Mémoires du Général Baron de Marbot/Tome 1/Chapitre XX

CHAPITRE XX

Augereau. — Divers épisodes de sa carrière.

Je dois maintenant vous donner la biographie du maréchal Augereau.

La plupart des généraux qui se firent un nom dans les premières guerres de la Révolution étant sortis des rangs inférieurs de la société, on s’est imaginé, à tort, qu’ils n’avaient reçu aucune éducation, et n’avaient dû leurs succès qu’à leur bouillant courage. Augereau surtout a été fort mal jugé. On s’est complu à le représenter comme une espèce de sacripant, dur, tapageur et méchant ; c’est une erreur, car bien que sa jeunesse ait été fort orageuse, et qu’il soit tombé dans plusieurs erreurs politiques, il était bon, poli, affectueux, et je déclare que des cinq maréchaux auprès desquels j’ai servi, c’était incontestablement celui qui allégeait le plus les maux de la guerre, qui était le plus favorable aux populations et traitait le mieux ses officiers, avec lesquels il vivait comme un père au milieu de ses enfants. La vie du maréchal Augereau fut des plus agitées ; mais, avant de la juger, il faut se reporter aux usages et coutumes de l’époque.

Pierre Augereau naquit à Paris en 1757. Son père faisait un commerce de fruits fort étendu, et avait acquis une fortune qui lui permit de faire bien élever ses enfants. Sa mère était née à Munich ; elle eut le bon esprit de ne jamais employer avec son fils que la langue allemande, que celui-ci parlait parfaitement, et cette circonstance lui fut fort utile dans ses voyages, ainsi qu’à la guerre. Augereau avait une belle figure ; il était grand et bien constitué. Il aimait tous les exercices du corps, pour lesquels il avait une très grande aptitude. Il était bon écuyer et excellent tireur. À l'âge de dix-sept ans, Augereau ayant perdu sa mère, un frère de celle-ci, employé dans les bureaux de Monsieur, le fit entrer dans les carabiniers, dont ce prince était colonel propriétaire.
::::::::
_Exercices à faire_
- 1) Répondez brièvement à ces questions sur l'extrait consacré à Augereau :
(a) En quelle année et dans quelle ville Augereau est-il né ?
(b) Dans quelle ville sa mère était-elle née ?
(c) À quel âge Augereau perdit-il sa mère ?
- 2) Dans l'extrait consacré à Augereau, relevez les adjectifs par lesquels, selon le texte, « on s'est complu » à le représenter.
- 3) Résumez sous forme de liste le paragraphe de l'extrait consacré à Augereau qui commence par « Pierre Augereau naquit à Paris », en gardant ses faits principaux.
::::::::
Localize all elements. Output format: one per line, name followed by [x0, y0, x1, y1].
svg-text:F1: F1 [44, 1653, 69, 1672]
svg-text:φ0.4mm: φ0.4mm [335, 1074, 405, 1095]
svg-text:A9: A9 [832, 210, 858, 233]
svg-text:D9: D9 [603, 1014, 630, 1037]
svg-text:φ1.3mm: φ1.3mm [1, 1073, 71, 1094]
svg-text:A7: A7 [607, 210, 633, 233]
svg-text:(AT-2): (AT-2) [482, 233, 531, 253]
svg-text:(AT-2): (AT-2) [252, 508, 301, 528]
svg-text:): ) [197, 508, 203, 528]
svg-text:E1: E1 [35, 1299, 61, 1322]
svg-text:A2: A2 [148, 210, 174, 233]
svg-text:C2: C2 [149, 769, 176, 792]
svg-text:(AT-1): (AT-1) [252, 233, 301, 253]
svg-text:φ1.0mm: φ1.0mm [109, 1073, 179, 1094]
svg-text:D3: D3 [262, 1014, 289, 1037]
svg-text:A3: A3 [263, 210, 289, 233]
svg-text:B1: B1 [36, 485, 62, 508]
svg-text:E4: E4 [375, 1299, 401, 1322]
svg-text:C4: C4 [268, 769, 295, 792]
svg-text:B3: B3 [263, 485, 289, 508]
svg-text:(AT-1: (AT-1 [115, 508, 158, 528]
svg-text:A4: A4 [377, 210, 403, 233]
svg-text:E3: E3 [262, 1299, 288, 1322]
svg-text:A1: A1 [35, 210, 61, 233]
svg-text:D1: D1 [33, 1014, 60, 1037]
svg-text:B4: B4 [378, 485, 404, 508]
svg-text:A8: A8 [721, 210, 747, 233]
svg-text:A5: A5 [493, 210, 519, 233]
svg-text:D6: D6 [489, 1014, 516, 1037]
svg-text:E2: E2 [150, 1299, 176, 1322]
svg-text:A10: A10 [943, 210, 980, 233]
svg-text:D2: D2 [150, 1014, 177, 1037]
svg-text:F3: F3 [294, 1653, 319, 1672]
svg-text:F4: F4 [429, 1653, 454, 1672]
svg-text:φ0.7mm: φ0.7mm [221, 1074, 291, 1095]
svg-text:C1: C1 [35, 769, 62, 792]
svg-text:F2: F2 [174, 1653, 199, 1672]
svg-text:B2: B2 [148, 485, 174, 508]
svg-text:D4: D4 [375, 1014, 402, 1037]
::::::::
_Corrigés_
- 1)
(a) En 1757, à Paris.
(b) À Munich.
(c) À dix-sept ans.

- 2) dur, tapageur, méchant

- 3)
- Naissance à Paris en 1757.
- Père : commerçant en fruits, assez fortuné pour faire bien élever ses enfants.
- Mère : née à Munich, elle ne lui parlait qu'allemand. Il le parlait parfaitement, ce qui lui servit en voyage et à la guerre.
- Physique : belle figure, grand et bien constitué.
- Aptitudes : doué pour les exercices du corps, bon écuyer et excellent tireur.
- À dix-sept ans, après la mort de sa mère, un oncle maternel employé dans les bureaux de Monsieur le fit entrer dans les carabiniers, dont ce prince était colonel propriétaire.